Extract each line of the data below exactly as written.

[Data records]

══════════════════════════════

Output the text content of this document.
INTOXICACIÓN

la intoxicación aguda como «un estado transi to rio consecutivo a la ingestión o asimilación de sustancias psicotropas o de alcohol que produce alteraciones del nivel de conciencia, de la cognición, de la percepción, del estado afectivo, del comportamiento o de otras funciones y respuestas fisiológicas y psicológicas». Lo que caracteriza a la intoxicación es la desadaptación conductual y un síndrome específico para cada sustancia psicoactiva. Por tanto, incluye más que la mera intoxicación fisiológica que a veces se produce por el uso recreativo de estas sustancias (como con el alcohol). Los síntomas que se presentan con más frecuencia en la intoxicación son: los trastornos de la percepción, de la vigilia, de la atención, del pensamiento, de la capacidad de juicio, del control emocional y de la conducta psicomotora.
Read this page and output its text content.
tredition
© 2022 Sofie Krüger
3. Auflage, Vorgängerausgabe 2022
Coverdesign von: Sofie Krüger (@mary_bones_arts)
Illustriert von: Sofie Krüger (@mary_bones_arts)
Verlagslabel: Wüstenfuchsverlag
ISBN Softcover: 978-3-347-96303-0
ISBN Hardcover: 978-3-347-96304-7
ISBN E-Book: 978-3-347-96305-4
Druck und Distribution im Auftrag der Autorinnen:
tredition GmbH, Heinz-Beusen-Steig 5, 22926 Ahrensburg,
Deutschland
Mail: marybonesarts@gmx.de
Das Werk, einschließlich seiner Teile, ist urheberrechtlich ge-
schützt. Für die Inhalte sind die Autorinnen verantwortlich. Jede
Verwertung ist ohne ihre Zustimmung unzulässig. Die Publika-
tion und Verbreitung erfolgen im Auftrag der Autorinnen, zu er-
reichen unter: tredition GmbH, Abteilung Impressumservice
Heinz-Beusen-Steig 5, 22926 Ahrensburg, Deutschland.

══════════════════════════════

#### [Response to this task]
Output the text content of this document.
INTOXICACIÓN

la intoxicación aguda como «un estado transi to rio consecutivo a la ingestión o asimilación de sustancias psicotropas o de alcohol que produce alteraciones del nivel de conciencia, de la cognición, de la percepción, del estado afectivo, del comportamiento o de otras funciones y respuestas fisiológicas y psicológicas». Lo que caracteriza a la intoxicación es la desadaptación conductual y un síndrome específico para cada sustancia psicoactiva. Por tanto, incluye más que la mera intoxicación fisiológica que a veces se produce por el uso recreativo de estas sustancias (como con el alcohol). Los síntomas que se presentan con más frecuencia en la intoxicación son: los trastornos de la percepción, de la vigilia, de la atención, del pensamiento, de la capacidad de juicio, del control emocional y de la conducta psicomotora.
Read this page and output its text content.
tredition
© 2022 Sofie Krüger
3. Auflage, Vorgängerausgabe 2022
Coverdesign von: Sofie Krüger (@mary_bones_arts)
Illustriert von: Sofie Krüger (@mary_bones_arts)
Verlagslabel: Wüstenfuchsverlag
ISBN Softcover: 978-3-347-96303-0
ISBN Hardcover: 978-3-347-96304-7
ISBN E-Book: 978-3-347-96305-4
Druck und Distribution im Auftrag der Autorinnen:
tredition GmbH, Heinz-Beusen-Steig 5, 22926 Ahrensburg,
Deutschland
Mail: marybonesarts@gmx.de
Das Werk, einschließlich seiner Teile, ist urheberrechtlich ge-
schützt. Für die Inhalte sind die Autorinnen verantwortlich. Jede
Verwertung ist ohne ihre Zustimmung unzulässig. Die Publika-
tion und Verbreitung erfolgen im Auftrag der Autorinnen, zu er-
reichen unter: tredition GmbH, Abteilung Impressumservice
Heinz-Beusen-Steig 5, 22926 Ahrensburg, Deutschland.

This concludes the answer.